┌──
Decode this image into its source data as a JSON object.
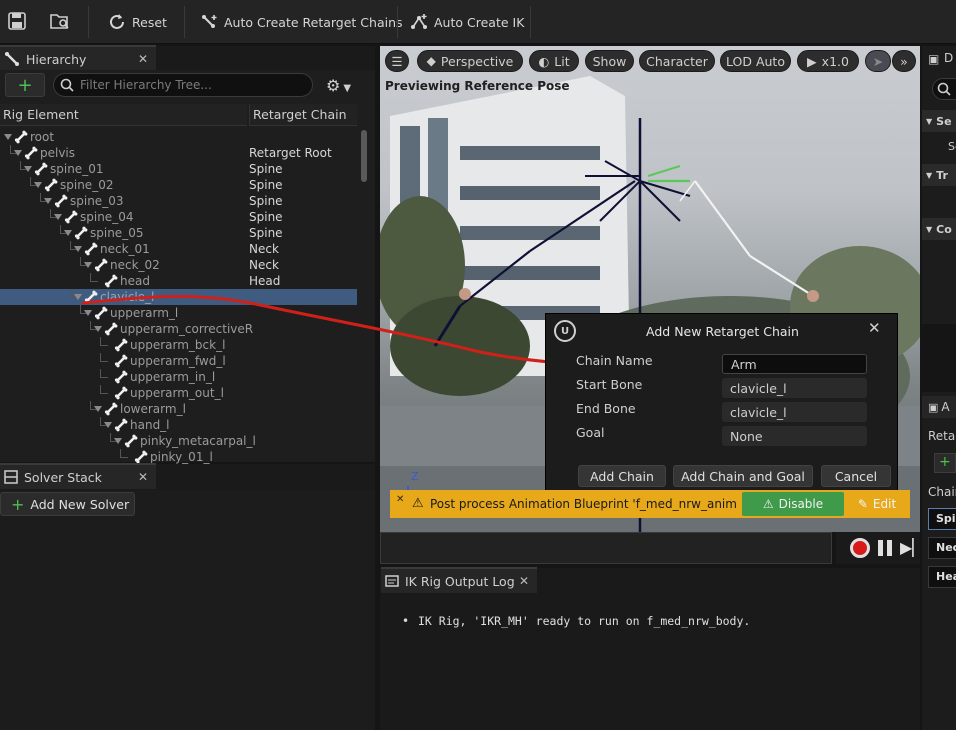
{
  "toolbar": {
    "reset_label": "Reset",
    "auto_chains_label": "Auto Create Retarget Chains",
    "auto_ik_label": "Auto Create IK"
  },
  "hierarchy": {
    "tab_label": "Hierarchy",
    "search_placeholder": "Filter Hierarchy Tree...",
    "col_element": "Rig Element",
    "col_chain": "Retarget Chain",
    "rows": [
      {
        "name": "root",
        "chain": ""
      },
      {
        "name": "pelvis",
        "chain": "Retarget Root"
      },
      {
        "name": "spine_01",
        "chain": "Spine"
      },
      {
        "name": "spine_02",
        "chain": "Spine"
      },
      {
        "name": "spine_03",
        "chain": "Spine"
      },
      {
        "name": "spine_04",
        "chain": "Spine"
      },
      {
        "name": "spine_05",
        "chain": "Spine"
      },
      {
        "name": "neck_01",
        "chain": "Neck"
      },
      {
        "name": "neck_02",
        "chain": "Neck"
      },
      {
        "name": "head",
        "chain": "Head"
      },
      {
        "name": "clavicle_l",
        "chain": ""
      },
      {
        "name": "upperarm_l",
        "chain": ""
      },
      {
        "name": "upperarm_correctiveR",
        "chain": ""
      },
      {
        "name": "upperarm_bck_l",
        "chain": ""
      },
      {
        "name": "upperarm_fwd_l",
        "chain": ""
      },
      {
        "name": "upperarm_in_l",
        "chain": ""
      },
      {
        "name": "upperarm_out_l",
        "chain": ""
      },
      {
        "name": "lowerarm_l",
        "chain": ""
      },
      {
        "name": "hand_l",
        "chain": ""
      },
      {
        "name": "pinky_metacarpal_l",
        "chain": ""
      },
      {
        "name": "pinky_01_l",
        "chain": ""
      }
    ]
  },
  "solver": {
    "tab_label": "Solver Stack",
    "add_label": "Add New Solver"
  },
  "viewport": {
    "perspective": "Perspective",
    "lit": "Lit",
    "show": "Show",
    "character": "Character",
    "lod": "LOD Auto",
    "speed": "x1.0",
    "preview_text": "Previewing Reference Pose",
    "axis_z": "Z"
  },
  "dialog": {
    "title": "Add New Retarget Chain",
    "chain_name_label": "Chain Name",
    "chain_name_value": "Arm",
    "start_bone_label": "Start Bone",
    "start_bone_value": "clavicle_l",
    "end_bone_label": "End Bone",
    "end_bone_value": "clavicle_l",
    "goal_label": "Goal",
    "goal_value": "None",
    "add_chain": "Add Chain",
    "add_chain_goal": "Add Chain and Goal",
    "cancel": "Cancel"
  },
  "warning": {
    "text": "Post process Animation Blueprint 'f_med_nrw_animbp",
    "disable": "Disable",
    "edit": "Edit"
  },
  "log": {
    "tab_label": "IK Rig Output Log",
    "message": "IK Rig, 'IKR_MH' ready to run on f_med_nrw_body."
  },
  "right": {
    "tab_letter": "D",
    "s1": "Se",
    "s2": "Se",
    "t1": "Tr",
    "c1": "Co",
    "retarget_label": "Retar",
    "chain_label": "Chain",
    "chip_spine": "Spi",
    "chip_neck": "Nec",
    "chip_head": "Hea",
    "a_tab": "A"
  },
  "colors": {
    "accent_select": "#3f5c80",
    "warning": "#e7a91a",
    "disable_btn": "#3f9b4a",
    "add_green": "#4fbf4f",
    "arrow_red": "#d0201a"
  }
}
└──
§ Required work: Restate each entry word for word, leaving out any pictures.

§ Task solution:
Decode this image into its source data as a JSON object.
{
  "toolbar": {
    "reset_label": "Reset",
    "auto_chains_label": "Auto Create Retarget Chains",
    "auto_ik_label": "Auto Create IK"
  },
  "hierarchy": {
    "tab_label": "Hierarchy",
    "search_placeholder": "Filter Hierarchy Tree...",
    "col_element": "Rig Element",
    "col_chain": "Retarget Chain",
    "rows": [
      {
        "name": "root",
        "chain": ""
      },
      {
        "name": "pelvis",
        "chain": "Retarget Root"
      },
      {
        "name": "spine_01",
        "chain": "Spine"
      },
      {
        "name": "spine_02",
        "chain": "Spine"
      },
      {
        "name": "spine_03",
        "chain": "Spine"
      },
      {
        "name": "spine_04",
        "chain": "Spine"
      },
      {
        "name": "spine_05",
        "chain": "Spine"
      },
      {
        "name": "neck_01",
        "chain": "Neck"
      },
      {
        "name": "neck_02",
        "chain": "Neck"
      },
      {
        "name": "head",
        "chain": "Head"
      },
      {
        "name": "clavicle_l",
        "chain": ""
      },
      {
        "name": "upperarm_l",
        "chain": ""
      },
      {
        "name": "upperarm_correctiveR",
        "chain": ""
      },
      {
        "name": "upperarm_bck_l",
        "chain": ""
      },
      {
        "name": "upperarm_fwd_l",
        "chain": ""
      },
      {
        "name": "upperarm_in_l",
        "chain": ""
      },
      {
        "name": "upperarm_out_l",
        "chain": ""
      },
      {
        "name": "lowerarm_l",
        "chain": ""
      },
      {
        "name": "hand_l",
        "chain": ""
      },
      {
        "name": "pinky_metacarpal_l",
        "chain": ""
      },
      {
        "name": "pinky_01_l",
        "chain": ""
      }
    ]
  },
  "solver": {
    "tab_label": "Solver Stack",
    "add_label": "Add New Solver"
  },
  "viewport": {
    "perspective": "Perspective",
    "lit": "Lit",
    "show": "Show",
    "character": "Character",
    "lod": "LOD Auto",
    "speed": "x1.0",
    "preview_text": "Previewing Reference Pose",
    "axis_z": "Z"
  },
  "dialog": {
    "title": "Add New Retarget Chain",
    "chain_name_label": "Chain Name",
    "chain_name_value": "Arm",
    "start_bone_label": "Start Bone",
    "start_bone_value": "clavicle_l",
    "end_bone_label": "End Bone",
    "end_bone_value": "clavicle_l",
    "goal_label": "Goal",
    "goal_value": "None",
    "add_chain": "Add Chain",
    "add_chain_goal": "Add Chain and Goal",
    "cancel": "Cancel"
  },
  "warning": {
    "text": "Post process Animation Blueprint 'f_med_nrw_animbp",
    "disable": "Disable",
    "edit": "Edit"
  },
  "log": {
    "tab_label": "IK Rig Output Log",
    "message": "IK Rig, 'IKR_MH' ready to run on f_med_nrw_body."
  },
  "right": {
    "tab_letter": "D",
    "s1": "Se",
    "s2": "Se",
    "t1": "Tr",
    "c1": "Co",
    "retarget_label": "Retar",
    "chain_label": "Chain",
    "chip_spine": "Spi",
    "chip_neck": "Nec",
    "chip_head": "Hea",
    "a_tab": "A"
  },
  "colors": {
    "accent_select": "#3f5c80",
    "warning": "#e7a91a",
    "disable_btn": "#3f9b4a",
    "add_green": "#4fbf4f",
    "arrow_red": "#d0201a"
  }
}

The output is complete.